Objective:
Reproduce all of the listing below without alteration.

>> BEGIN Records shown

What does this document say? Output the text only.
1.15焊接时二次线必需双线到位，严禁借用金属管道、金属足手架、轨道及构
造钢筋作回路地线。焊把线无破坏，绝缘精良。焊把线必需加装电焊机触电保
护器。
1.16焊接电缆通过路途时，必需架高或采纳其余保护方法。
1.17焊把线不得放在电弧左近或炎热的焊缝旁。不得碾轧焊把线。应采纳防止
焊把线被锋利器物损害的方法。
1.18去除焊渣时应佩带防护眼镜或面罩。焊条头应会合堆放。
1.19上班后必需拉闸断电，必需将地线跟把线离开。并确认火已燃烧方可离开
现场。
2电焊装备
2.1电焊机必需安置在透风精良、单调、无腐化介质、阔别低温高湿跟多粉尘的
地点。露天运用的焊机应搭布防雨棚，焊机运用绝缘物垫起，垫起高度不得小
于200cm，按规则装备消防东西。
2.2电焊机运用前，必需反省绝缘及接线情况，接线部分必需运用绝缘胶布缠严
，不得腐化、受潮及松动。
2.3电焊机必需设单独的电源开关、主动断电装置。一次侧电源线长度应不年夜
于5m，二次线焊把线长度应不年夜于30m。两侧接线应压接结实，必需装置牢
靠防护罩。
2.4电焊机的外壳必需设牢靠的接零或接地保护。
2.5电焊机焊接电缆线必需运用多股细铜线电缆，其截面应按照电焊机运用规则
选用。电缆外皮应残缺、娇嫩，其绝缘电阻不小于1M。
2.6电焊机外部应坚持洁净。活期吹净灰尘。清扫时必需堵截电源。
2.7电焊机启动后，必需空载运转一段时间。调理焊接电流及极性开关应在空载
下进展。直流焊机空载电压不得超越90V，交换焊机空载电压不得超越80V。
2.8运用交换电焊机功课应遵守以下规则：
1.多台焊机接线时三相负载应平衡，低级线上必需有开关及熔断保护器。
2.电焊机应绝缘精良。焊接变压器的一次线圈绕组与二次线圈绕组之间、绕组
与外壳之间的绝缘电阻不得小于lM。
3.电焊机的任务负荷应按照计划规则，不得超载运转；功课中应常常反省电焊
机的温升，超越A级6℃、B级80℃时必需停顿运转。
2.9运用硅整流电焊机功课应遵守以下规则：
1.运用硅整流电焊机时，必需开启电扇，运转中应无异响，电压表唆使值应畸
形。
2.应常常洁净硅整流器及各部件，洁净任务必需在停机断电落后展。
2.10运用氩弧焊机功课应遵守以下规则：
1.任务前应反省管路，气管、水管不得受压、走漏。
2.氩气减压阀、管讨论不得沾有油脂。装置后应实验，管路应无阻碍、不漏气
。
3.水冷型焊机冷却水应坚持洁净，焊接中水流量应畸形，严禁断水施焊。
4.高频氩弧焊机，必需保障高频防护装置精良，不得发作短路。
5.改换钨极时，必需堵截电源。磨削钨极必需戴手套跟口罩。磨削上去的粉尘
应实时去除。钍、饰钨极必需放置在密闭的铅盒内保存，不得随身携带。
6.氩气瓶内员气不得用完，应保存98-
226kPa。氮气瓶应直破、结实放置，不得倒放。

>> END Records shown

Exercise output:
What does this document say? Output the text only.
1.15焊接时二次线必需双线到位，严禁借用金属管道、金属足手架、轨道及构
造钢筋作回路地线。焊把线无破坏，绝缘精良。焊把线必需加装电焊机触电保
护器。
1.16焊接电缆通过路途时，必需架高或采纳其余保护方法。
1.17焊把线不得放在电弧左近或炎热的焊缝旁。不得碾轧焊把线。应采纳防止
焊把线被锋利器物损害的方法。
1.18去除焊渣时应佩带防护眼镜或面罩。焊条头应会合堆放。
1.19上班后必需拉闸断电，必需将地线跟把线离开。并确认火已燃烧方可离开
现场。
2电焊装备
2.1电焊机必需安置在透风精良、单调、无腐化介质、阔别低温高湿跟多粉尘的
地点。露天运用的焊机应搭布防雨棚，焊机运用绝缘物垫起，垫起高度不得小
于200cm，按规则装备消防东西。
2.2电焊机运用前，必需反省绝缘及接线情况，接线部分必需运用绝缘胶布缠严
，不得腐化、受潮及松动。
2.3电焊机必需设单独的电源开关、主动断电装置。一次侧电源线长度应不年夜
于5m，二次线焊把线长度应不年夜于30m。两侧接线应压接结实，必需装置牢
靠防护罩。
2.4电焊机的外壳必需设牢靠的接零或接地保护。
2.5电焊机焊接电缆线必需运用多股细铜线电缆，其截面应按照电焊机运用规则
选用。电缆外皮应残缺、娇嫩，其绝缘电阻不小于1M。
2.6电焊机外部应坚持洁净。活期吹净灰尘。清扫时必需堵截电源。
2.7电焊机启动后，必需空载运转一段时间。调理焊接电流及极性开关应在空载
下进展。直流焊机空载电压不得超越90V，交换焊机空载电压不得超越80V。
2.8运用交换电焊机功课应遵守以下规则：
1.多台焊机接线时三相负载应平衡，低级线上必需有开关及熔断保护器。
2.电焊机应绝缘精良。焊接变压器的一次线圈绕组与二次线圈绕组之间、绕组
与外壳之间的绝缘电阻不得小于lM。
3.电焊机的任务负荷应按照计划规则，不得超载运转；功课中应常常反省电焊
机的温升，超越A级6℃、B级80℃时必需停顿运转。
2.9运用硅整流电焊机功课应遵守以下规则：
1.运用硅整流电焊机时，必需开启电扇，运转中应无异响，电压表唆使值应畸
形。
2.应常常洁净硅整流器及各部件，洁净任务必需在停机断电落后展。
2.10运用氩弧焊机功课应遵守以下规则：
1.任务前应反省管路，气管、水管不得受压、走漏。
2.氩气减压阀、管讨论不得沾有油脂。装置后应实验，管路应无阻碍、不漏气
。
3.水冷型焊机冷却水应坚持洁净，焊接中水流量应畸形，严禁断水施焊。
4.高频氩弧焊机，必需保障高频防护装置精良，不得发作短路。
5.改换钨极时，必需堵截电源。磨削钨极必需戴手套跟口罩。磨削上去的粉尘
应实时去除。钍、饰钨极必需放置在密闭的铅盒内保存，不得随身携带。
6.氩气瓶内员气不得用完，应保存98-
226kPa。氮气瓶应直破、结实放置，不得倒放。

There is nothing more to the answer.